> Task a
Output the lines of the entries exactly as they are, starting with the first line of the entries and going on through the line that contains "svg-text:65: 65 <box>242 873 298 929</box>".

> Passage
Vulnerability Development mailing list archives

Re: Vlans


From: Dan Kaminsky <dankamin () CISCO COM>
Date: Mon, 22 Jan 2001 20:51:36 -0800

 | The basic difference is fail-safe vs. fail-open.  When 'bad
 | things happen' like the switch gets hammered with more packets
 | than it can deal with, how does it respond?  There's no industry
 | standard to specify how switches or other devices should deal with
 | these kind of situations.

Repeat after me:

VLANs are not a security system.
VLANs are not a security solution.
VLANs are not Magic Pixie Dust (and neither is 3DES, for that matter)

VLANs are a networking segmentation toolkit.
VLANs are a good method of centrally monitoring vast networks.
VLANs are a decent method of preventing certain types of passive attacks.
VLANs are a somewhat decent method of mitigating the scope of attacks.

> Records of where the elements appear
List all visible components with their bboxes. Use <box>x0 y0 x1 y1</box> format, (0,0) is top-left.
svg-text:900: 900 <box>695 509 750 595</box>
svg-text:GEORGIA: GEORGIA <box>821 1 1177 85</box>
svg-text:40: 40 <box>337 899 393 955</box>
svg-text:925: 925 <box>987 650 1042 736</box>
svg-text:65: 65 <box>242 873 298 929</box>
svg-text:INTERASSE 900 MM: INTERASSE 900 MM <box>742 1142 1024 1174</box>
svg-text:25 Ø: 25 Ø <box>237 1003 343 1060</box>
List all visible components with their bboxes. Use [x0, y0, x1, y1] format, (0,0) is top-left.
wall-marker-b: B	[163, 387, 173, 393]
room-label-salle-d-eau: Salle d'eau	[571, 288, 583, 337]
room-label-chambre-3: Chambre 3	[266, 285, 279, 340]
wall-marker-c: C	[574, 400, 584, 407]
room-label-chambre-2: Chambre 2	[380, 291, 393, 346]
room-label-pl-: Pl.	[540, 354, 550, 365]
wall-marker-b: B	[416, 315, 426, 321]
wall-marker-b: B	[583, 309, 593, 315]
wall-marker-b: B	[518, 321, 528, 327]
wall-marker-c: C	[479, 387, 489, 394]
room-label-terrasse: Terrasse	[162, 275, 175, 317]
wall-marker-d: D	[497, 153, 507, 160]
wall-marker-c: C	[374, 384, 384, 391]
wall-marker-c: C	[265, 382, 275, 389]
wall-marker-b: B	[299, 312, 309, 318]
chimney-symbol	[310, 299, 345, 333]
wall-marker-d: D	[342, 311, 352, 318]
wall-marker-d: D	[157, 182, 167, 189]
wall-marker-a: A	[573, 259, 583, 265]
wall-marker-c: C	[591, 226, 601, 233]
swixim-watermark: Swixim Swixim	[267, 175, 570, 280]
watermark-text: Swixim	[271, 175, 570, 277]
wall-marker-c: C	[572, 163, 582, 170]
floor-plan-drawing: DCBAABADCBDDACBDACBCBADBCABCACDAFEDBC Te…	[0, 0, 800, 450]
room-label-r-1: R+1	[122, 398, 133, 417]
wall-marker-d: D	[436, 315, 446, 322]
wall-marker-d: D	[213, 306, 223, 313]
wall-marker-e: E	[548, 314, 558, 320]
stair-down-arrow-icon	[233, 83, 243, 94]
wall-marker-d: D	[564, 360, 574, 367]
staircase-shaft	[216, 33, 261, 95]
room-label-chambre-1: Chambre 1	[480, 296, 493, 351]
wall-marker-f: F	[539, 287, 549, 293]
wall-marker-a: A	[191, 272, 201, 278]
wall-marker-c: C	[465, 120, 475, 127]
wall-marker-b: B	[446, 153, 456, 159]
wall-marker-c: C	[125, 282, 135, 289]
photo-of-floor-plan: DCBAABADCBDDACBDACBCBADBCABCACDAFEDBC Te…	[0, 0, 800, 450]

> Task b
Return the part of the VLANs mailing list post starting with "VLANs are a networking" and going on through "of passive attacks.", copied word for word.

> Exercise solution a
List all visible components with their bboxes. Use <box>x0 y0 x1 y1</box> format, (0,0) is top-left.
svg-text:900: 900 <box>695 509 750 595</box>
svg-text:GEORGIA: GEORGIA <box>821 1 1177 85</box>
svg-text:40: 40 <box>337 899 393 955</box>
svg-text:925: 925 <box>987 650 1042 736</box>
svg-text:65: 65 <box>242 873 298 929</box>

> Exercise solution b
VLANs are a networking segmentation toolkit.
VLANs are a good method of centrally monitoring vast networks.
VLANs are a decent method of preventing certain types of passive attacks.